*Problem requirements*
Write out the entire listing below exactly, with the pictures left out.

*** Items

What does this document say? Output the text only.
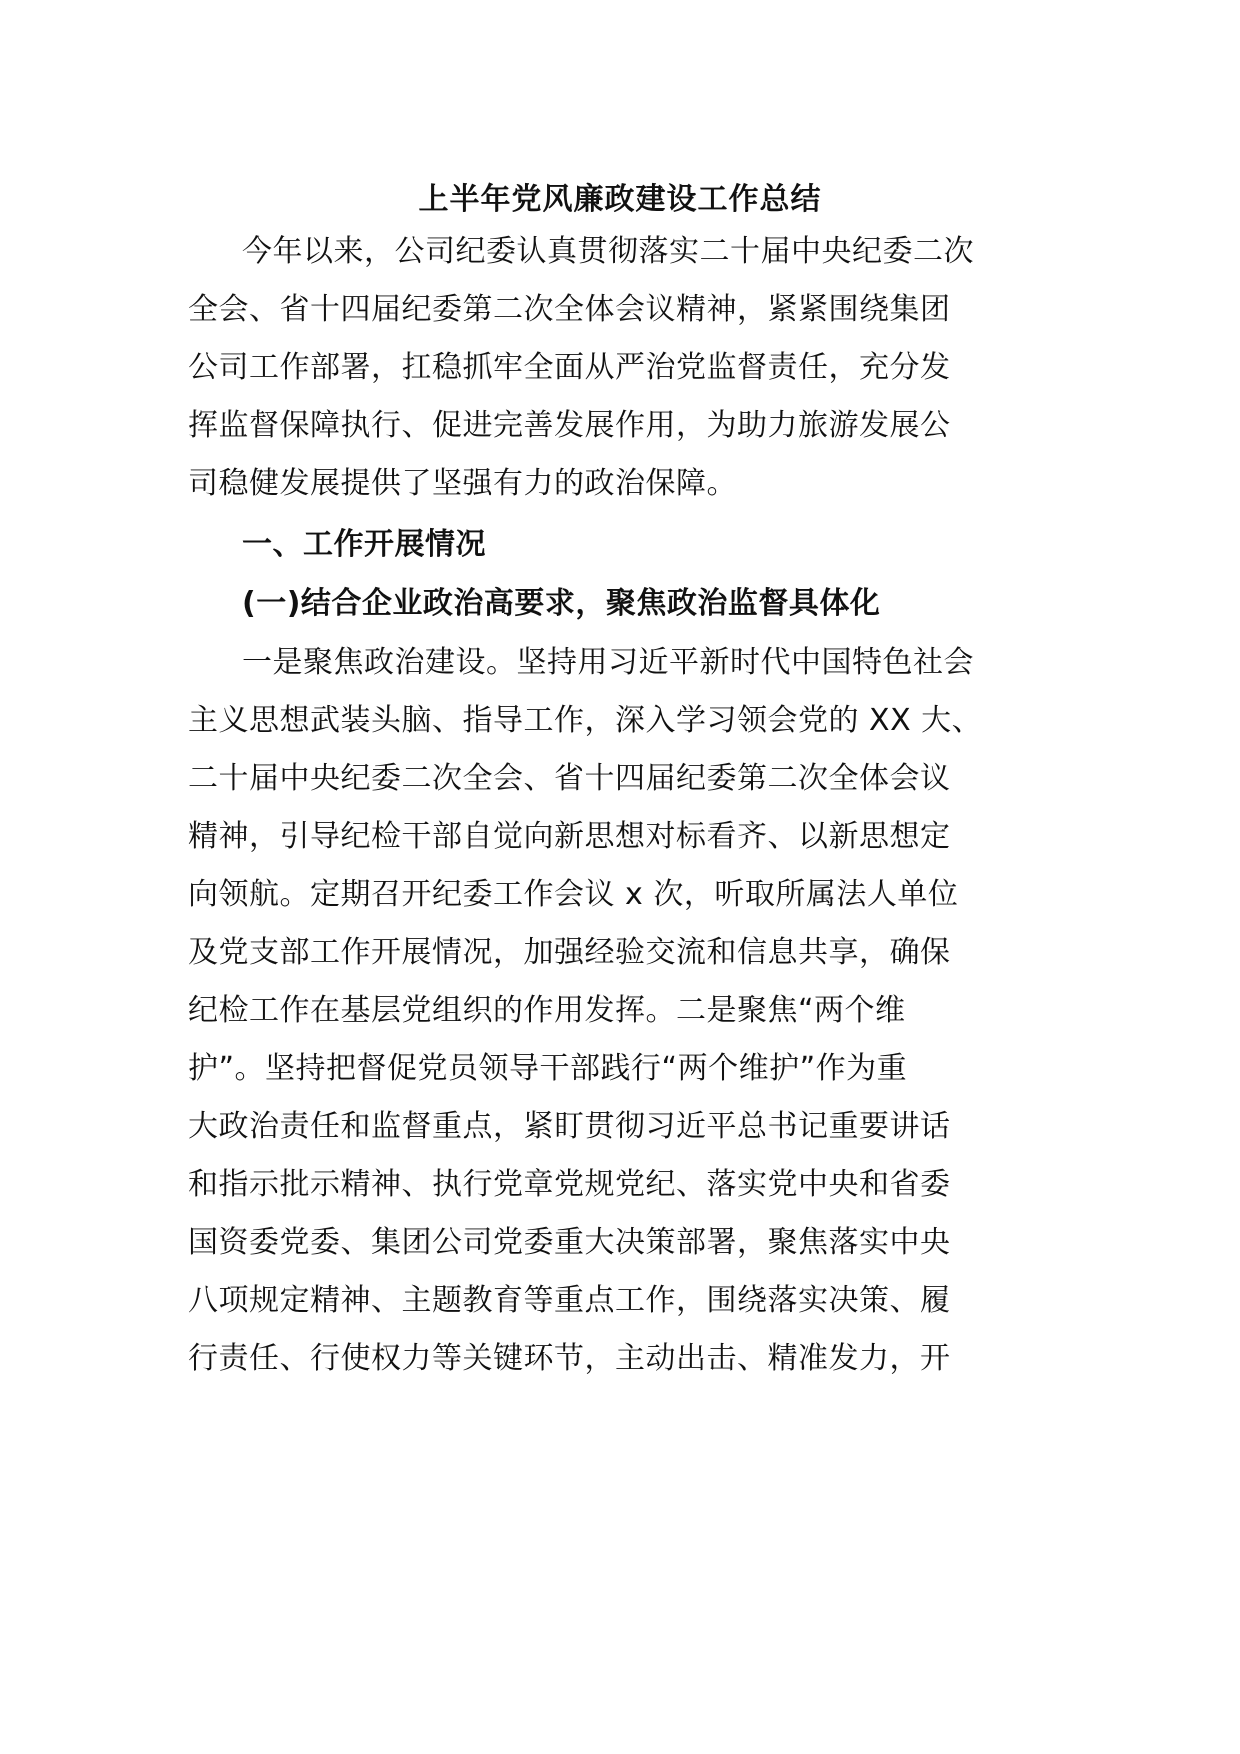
上半年党风廉政建设工作总结
今年以来，公司纪委认真贯彻落实二十届中央纪委二次
全会、省十四届纪委第二次全体会议精神，紧紧围绕集团
公司工作部署，扛稳抓牢全面从严治党监督责任，充分发
挥监督保障执行、促进完善发展作用，为助力旅游发展公
司稳健发展提供了坚强有力的政治保障。
一、工作开展情况
(一)结合企业政治高要求，聚焦政治监督具体化
一是聚焦政治建设。坚持用习近平新时代中国特色社会
主义思想武装头脑、指导工作，深入学习领会党的 XX 大、
二十届中央纪委二次全会、省十四届纪委第二次全体会议
精神，引导纪检干部自觉向新思想对标看齐、以新思想定
向领航。定期召开纪委工作会议 x 次，听取所属法人单位
及党支部工作开展情况，加强经验交流和信息共享，确保
纪检工作在基层党组织的作用发挥。二是聚焦“两个维
护”。坚持把督促党员领导干部践行“两个维护”作为重
大政治责任和监督重点，紧盯贯彻习近平总书记重要讲话
和指示批示精神、执行党章党规党纪、落实党中央和省委
国资委党委、集团公司党委重大决策部署，聚焦落实中央
八项规定精神、主题教育等重点工作，围绕落实决策、履
行责任、行使权力等关键环节，主动出击、精准发力，开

******

*Solution to the problem*
What does this document say? Output the text only.
上半年党风廉政建设工作总结
今年以来，公司纪委认真贯彻落实二十届中央纪委二次
全会、省十四届纪委第二次全体会议精神，紧紧围绕集团
公司工作部署，扛稳抓牢全面从严治党监督责任，充分发
挥监督保障执行、促进完善发展作用，为助力旅游发展公
司稳健发展提供了坚强有力的政治保障。
一、工作开展情况
(一)结合企业政治高要求，聚焦政治监督具体化
一是聚焦政治建设。坚持用习近平新时代中国特色社会
主义思想武装头脑、指导工作，深入学习领会党的 XX 大、
二十届中央纪委二次全会、省十四届纪委第二次全体会议
精神，引导纪检干部自觉向新思想对标看齐、以新思想定
向领航。定期召开纪委工作会议 x 次，听取所属法人单位
及党支部工作开展情况，加强经验交流和信息共享，确保
纪检工作在基层党组织的作用发挥。二是聚焦“两个维
护”。坚持把督促党员领导干部践行“两个维护”作为重
大政治责任和监督重点，紧盯贯彻习近平总书记重要讲话
和指示批示精神、执行党章党规党纪、落实党中央和省委
国资委党委、集团公司党委重大决策部署，聚焦落实中央
八项规定精神、主题教育等重点工作，围绕落实决策、履
行责任、行使权力等关键环节，主动出击、精准发力，开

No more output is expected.